**Request:**
Leave out the pictures and repeat everything else in the records exactly.

Start Information provided

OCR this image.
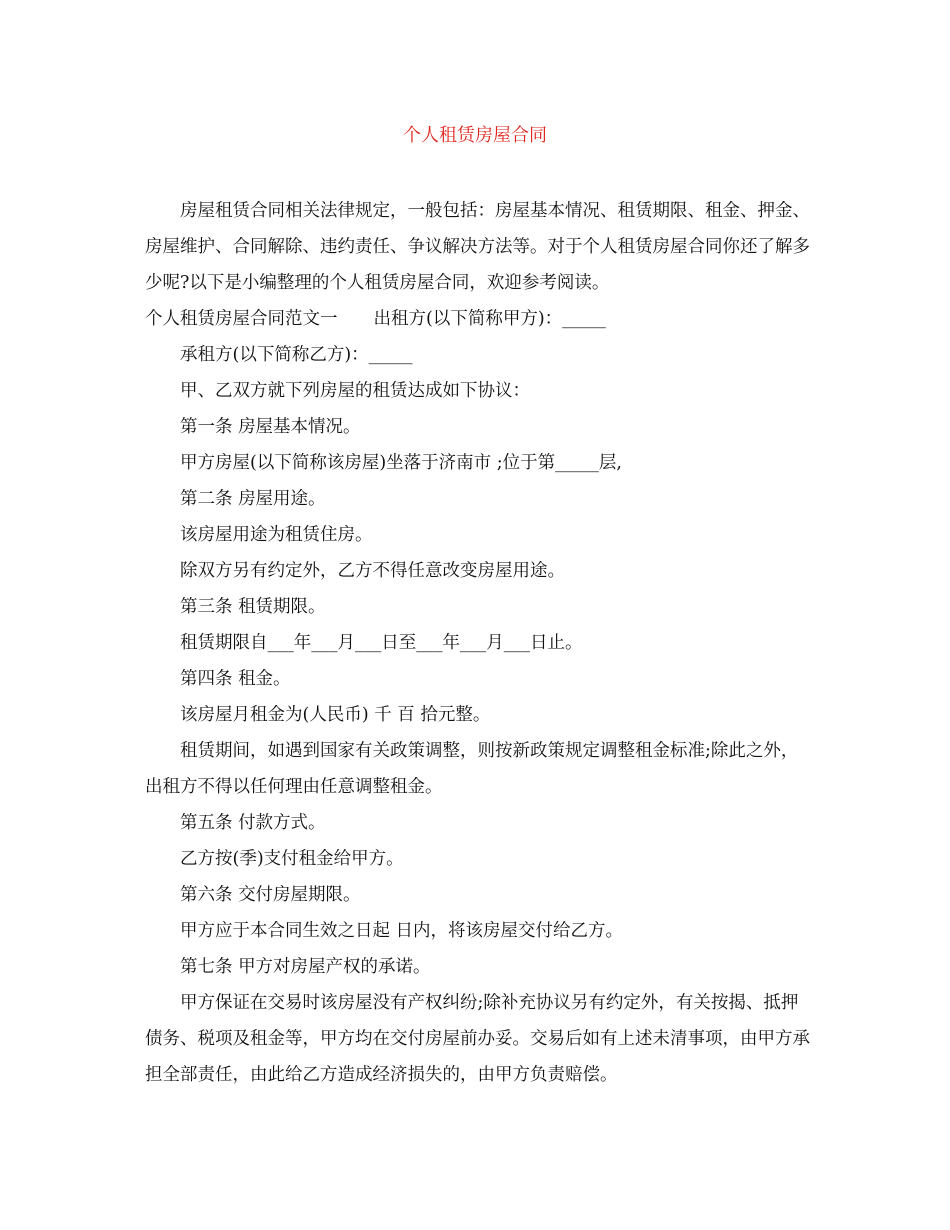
个人租赁房屋合同

房屋租赁合同相关法律规定，一般包括：房屋基本情况、租赁期限、租金、押金、房屋维护、合同解除、违约责任、争议解决方法等。对于个人租赁房屋合同你还了解多少呢?以下是小编整理的个人租赁房屋合同，欢迎参考阅读。

个人租赁房屋合同范文一 出租方(以下简称甲方)：_____

承租方(以下简称乙方)：_____

甲、乙双方就下列房屋的租赁达成如下协议：

第一条 房屋基本情况。

甲方房屋(以下简称该房屋)坐落于济南市 ;位于第_____层,

第二条 房屋用途。

该房屋用途为租赁住房。

除双方另有约定外，乙方不得任意改变房屋用途。

第三条 租赁期限。

租赁期限自___年___月___日至___年___月___日止。

第四条 租金。

该房屋月租金为(人民币) 千 百 拾元整。

租赁期间，如遇到国家有关政策调整，则按新政策规定调整租金标准;除此之外，出租方不得以任何理由任意调整租金。

第五条 付款方式。

乙方按(季)支付租金给甲方。

第六条 交付房屋期限。

甲方应于本合同生效之日起 日内，将该房屋交付给乙方。

第七条 甲方对房屋产权的承诺。

甲方保证在交易时该房屋没有产权纠纷;除补充协议另有约定外，有关按揭、抵押债务、税项及租金等，甲方均在交付房屋前办妥。交易后如有上述未清事项，由甲方承担全部责任，由此给乙方造成经济损失的，由甲方负责赔偿。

End Information provided

**Task response:**
OCR this image.
个人租赁房屋合同

房屋租赁合同相关法律规定，一般包括：房屋基本情况、租赁期限、租金、押金、房屋维护、合同解除、违约责任、争议解决方法等。对于个人租赁房屋合同你还了解多少呢?以下是小编整理的个人租赁房屋合同，欢迎参考阅读。

个人租赁房屋合同范文一 出租方(以下简称甲方)：_____

承租方(以下简称乙方)：_____

甲、乙双方就下列房屋的租赁达成如下协议：

第一条 房屋基本情况。

甲方房屋(以下简称该房屋)坐落于济南市 ;位于第_____层,

第二条 房屋用途。

该房屋用途为租赁住房。

除双方另有约定外，乙方不得任意改变房屋用途。

第三条 租赁期限。

租赁期限自___年___月___日至___年___月___日止。

第四条 租金。

该房屋月租金为(人民币) 千 百 拾元整。

租赁期间，如遇到国家有关政策调整，则按新政策规定调整租金标准;除此之外，出租方不得以任何理由任意调整租金。

第五条 付款方式。

乙方按(季)支付租金给甲方。

第六条 交付房屋期限。

甲方应于本合同生效之日起 日内，将该房屋交付给乙方。

第七条 甲方对房屋产权的承诺。

甲方保证在交易时该房屋没有产权纠纷;除补充协议另有约定外，有关按揭、抵押债务、税项及租金等，甲方均在交付房屋前办妥。交易后如有上述未清事项，由甲方承担全部责任，由此给乙方造成经济损失的，由甲方负责赔偿。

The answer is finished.